### Objective
List, from the lines below, each one with "name" in it.

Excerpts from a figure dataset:

** start **

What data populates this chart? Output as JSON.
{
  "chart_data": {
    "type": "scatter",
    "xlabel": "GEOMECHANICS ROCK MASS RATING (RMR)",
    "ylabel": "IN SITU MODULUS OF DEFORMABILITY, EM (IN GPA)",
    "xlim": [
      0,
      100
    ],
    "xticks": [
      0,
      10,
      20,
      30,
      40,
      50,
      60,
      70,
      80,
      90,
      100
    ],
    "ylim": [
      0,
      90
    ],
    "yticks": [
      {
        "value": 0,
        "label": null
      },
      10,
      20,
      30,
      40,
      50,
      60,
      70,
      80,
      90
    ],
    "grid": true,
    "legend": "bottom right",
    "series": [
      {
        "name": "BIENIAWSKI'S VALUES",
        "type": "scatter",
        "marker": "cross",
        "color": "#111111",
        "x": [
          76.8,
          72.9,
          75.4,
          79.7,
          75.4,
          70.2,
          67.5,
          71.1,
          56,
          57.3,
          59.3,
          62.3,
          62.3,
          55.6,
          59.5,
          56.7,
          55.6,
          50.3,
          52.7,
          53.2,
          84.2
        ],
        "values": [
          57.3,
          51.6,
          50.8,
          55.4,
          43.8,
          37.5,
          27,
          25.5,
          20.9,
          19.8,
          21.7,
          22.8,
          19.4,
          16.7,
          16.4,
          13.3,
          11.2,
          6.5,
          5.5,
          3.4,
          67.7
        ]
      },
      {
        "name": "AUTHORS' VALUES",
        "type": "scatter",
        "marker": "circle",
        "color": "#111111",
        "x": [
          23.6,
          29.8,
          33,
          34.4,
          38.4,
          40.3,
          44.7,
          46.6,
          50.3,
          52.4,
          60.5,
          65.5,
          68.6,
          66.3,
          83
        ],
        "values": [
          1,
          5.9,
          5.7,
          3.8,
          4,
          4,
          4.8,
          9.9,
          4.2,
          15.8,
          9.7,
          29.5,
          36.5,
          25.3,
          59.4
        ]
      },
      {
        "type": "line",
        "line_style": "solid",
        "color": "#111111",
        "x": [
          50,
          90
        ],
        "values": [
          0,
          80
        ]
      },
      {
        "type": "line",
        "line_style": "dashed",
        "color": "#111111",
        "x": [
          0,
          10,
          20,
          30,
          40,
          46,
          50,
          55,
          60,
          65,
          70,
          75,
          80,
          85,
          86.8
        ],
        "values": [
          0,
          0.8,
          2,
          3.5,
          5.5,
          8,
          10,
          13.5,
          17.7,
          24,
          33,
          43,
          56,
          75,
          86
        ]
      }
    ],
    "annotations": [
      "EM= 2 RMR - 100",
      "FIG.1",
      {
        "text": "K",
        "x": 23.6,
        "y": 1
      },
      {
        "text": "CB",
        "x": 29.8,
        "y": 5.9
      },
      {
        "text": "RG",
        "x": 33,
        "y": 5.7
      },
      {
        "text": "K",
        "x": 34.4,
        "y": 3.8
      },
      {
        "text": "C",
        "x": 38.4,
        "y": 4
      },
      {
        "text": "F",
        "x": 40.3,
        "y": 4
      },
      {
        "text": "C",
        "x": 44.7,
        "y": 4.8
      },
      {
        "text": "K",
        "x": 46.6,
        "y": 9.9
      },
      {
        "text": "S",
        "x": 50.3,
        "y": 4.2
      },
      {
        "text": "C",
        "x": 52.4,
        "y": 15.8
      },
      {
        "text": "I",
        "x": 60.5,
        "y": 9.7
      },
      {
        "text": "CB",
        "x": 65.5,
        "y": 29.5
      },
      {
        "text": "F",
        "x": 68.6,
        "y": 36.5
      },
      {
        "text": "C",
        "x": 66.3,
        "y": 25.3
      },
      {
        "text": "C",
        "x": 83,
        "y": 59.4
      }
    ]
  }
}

** end **

### Written answer
        "name": "BIENIAWSKI'S VALUES",
        "name": "AUTHORS' VALUES",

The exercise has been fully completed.